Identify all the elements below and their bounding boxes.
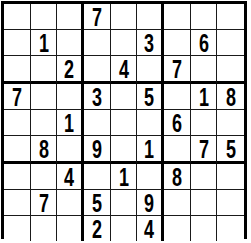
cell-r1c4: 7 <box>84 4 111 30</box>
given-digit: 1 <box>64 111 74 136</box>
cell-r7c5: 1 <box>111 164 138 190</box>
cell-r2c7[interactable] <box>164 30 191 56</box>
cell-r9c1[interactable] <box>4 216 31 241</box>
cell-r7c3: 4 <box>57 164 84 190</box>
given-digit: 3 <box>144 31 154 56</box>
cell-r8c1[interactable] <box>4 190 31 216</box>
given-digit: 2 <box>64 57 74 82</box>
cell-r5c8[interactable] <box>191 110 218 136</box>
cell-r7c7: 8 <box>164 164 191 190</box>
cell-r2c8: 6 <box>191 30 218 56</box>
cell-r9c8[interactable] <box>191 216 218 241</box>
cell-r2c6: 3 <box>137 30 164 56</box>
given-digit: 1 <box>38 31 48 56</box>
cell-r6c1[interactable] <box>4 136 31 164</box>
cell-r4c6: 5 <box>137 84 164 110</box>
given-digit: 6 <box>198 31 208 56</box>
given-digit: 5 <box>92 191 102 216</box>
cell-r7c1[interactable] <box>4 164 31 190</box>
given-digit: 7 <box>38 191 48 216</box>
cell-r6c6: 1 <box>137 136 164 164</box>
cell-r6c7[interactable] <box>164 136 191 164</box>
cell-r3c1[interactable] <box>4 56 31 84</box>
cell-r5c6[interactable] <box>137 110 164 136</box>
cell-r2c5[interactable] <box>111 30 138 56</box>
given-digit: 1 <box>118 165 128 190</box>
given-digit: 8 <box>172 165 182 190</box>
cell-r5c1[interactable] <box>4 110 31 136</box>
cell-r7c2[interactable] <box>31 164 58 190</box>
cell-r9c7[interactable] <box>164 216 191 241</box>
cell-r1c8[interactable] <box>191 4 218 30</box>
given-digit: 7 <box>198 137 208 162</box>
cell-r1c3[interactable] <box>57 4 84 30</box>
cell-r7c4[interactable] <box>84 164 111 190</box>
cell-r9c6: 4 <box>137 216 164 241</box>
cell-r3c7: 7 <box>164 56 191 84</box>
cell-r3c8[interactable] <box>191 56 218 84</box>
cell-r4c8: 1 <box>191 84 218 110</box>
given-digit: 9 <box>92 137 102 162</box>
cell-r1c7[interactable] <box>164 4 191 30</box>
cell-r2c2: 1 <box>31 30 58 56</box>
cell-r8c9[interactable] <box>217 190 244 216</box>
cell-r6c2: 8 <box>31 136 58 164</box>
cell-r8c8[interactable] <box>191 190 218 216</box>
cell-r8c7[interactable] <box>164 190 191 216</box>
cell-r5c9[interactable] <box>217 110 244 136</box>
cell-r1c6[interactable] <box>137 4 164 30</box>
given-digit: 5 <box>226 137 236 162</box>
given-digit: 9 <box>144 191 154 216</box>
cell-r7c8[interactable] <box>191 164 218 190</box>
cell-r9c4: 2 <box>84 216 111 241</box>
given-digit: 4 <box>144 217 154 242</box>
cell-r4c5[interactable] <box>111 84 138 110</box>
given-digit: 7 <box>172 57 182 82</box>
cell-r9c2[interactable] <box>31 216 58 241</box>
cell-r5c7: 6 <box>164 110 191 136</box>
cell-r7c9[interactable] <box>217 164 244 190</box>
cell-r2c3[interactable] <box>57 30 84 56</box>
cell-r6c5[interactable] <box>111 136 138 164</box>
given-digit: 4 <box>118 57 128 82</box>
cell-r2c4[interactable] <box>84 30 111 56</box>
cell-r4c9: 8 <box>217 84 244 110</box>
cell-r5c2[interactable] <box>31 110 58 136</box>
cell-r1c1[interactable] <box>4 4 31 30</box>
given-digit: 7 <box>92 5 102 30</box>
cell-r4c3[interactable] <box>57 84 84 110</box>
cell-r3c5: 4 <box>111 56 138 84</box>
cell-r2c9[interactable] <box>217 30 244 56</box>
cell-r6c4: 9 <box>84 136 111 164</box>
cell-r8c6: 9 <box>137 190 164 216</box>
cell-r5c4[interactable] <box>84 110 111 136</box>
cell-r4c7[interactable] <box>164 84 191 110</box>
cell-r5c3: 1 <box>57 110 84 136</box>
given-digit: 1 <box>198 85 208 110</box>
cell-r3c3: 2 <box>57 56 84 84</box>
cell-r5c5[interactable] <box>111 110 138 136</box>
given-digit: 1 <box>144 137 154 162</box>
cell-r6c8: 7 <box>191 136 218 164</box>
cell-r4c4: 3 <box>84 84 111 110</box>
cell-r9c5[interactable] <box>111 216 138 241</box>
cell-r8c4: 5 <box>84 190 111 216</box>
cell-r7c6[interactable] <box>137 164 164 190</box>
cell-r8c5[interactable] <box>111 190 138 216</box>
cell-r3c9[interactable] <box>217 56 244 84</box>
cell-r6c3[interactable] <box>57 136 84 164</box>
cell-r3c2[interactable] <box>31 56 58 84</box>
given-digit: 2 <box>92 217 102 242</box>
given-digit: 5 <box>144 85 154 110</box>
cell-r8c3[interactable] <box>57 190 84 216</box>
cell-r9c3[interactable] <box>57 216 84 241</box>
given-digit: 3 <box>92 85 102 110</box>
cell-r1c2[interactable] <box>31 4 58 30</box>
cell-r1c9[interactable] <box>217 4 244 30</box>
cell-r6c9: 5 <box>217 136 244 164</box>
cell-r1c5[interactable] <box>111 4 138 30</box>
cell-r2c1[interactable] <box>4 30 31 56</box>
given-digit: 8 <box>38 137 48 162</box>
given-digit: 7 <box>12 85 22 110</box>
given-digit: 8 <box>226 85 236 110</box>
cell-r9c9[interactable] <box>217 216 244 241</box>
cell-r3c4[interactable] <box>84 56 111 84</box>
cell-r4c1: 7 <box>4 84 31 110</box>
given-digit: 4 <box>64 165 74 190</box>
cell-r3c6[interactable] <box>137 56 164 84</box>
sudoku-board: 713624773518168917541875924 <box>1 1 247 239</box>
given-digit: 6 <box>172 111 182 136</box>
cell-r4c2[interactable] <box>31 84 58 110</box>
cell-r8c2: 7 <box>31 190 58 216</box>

* * *

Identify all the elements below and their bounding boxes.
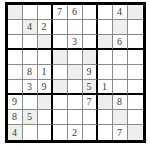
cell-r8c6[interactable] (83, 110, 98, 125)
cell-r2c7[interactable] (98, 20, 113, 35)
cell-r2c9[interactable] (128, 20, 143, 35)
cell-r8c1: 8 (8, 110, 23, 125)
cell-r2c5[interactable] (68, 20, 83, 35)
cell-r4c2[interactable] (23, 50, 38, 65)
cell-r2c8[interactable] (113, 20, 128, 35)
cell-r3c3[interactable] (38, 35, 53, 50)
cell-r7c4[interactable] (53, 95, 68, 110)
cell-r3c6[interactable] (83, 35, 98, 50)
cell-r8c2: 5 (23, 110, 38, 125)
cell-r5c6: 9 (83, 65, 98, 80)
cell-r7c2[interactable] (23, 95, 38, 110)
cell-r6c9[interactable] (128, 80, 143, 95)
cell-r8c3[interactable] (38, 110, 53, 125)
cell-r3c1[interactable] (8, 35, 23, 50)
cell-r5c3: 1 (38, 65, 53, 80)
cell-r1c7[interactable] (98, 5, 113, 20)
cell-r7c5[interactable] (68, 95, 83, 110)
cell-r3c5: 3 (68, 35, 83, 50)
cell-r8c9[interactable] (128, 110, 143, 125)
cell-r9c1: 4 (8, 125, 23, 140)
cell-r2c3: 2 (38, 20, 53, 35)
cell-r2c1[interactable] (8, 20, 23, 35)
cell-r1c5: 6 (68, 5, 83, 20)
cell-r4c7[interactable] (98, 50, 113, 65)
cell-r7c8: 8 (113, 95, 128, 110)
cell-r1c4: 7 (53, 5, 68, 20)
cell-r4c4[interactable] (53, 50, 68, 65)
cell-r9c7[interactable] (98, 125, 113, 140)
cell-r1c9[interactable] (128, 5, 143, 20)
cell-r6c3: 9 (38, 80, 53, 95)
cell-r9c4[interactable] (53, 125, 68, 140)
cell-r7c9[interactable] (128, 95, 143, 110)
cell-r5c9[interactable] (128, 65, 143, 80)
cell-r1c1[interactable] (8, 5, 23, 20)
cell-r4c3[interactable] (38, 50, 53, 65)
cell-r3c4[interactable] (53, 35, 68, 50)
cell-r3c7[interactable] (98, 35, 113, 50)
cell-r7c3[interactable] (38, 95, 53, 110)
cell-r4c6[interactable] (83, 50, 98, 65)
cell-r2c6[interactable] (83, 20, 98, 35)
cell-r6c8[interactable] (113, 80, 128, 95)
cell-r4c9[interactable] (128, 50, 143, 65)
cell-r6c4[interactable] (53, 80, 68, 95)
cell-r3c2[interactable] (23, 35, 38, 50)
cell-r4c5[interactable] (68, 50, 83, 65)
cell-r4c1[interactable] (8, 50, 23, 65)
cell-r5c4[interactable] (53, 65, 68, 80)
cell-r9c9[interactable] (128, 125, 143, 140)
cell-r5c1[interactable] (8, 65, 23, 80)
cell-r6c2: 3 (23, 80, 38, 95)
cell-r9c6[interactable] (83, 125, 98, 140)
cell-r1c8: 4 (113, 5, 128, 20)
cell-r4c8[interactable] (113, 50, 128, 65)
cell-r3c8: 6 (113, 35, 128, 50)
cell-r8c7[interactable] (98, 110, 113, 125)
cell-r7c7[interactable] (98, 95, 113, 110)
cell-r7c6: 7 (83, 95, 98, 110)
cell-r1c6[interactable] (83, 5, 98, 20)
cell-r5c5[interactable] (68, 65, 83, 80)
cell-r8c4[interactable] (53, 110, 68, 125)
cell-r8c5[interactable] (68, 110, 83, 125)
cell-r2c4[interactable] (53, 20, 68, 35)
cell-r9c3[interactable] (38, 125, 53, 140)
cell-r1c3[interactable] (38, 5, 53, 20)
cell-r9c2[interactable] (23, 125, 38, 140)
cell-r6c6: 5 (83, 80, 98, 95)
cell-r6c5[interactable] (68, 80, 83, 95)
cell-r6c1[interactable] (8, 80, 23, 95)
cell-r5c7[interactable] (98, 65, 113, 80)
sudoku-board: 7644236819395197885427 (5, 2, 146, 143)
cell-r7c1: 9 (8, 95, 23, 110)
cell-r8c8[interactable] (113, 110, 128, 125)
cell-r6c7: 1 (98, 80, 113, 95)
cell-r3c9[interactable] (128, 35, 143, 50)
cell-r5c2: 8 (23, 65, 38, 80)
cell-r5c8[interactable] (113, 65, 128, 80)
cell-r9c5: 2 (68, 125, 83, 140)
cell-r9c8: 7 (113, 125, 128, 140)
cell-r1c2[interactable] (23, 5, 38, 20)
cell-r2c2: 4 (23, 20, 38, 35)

▶ **Goal**
Can you rename "interactable" to "clickable" in the records from the line with "cell-r8c6[interactable] (83, 110, 98, 125)" up to and including the line with "cell-r3c1[interactable] (8, 35, 23, 50)", returning only those lines with nothing else altered?

▶ **Answer in full**
cell-r8c6[clickable] (83, 110, 98, 125)
cell-r2c7[clickable] (98, 20, 113, 35)
cell-r2c9[clickable] (128, 20, 143, 35)
cell-r8c1: 8 (8, 110, 23, 125)
cell-r2c5[clickable] (68, 20, 83, 35)
cell-r4c2[clickable] (23, 50, 38, 65)
cell-r2c8[clickable] (113, 20, 128, 35)
cell-r3c3[clickable] (38, 35, 53, 50)
cell-r7c4[clickable] (53, 95, 68, 110)
cell-r3c6[clickable] (83, 35, 98, 50)
cell-r8c2: 5 (23, 110, 38, 125)
cell-r5c6: 9 (83, 65, 98, 80)
cell-r7c2[clickable] (23, 95, 38, 110)
cell-r6c9[clickable] (128, 80, 143, 95)
cell-r8c3[clickable] (38, 110, 53, 125)
cell-r3c1[clickable] (8, 35, 23, 50)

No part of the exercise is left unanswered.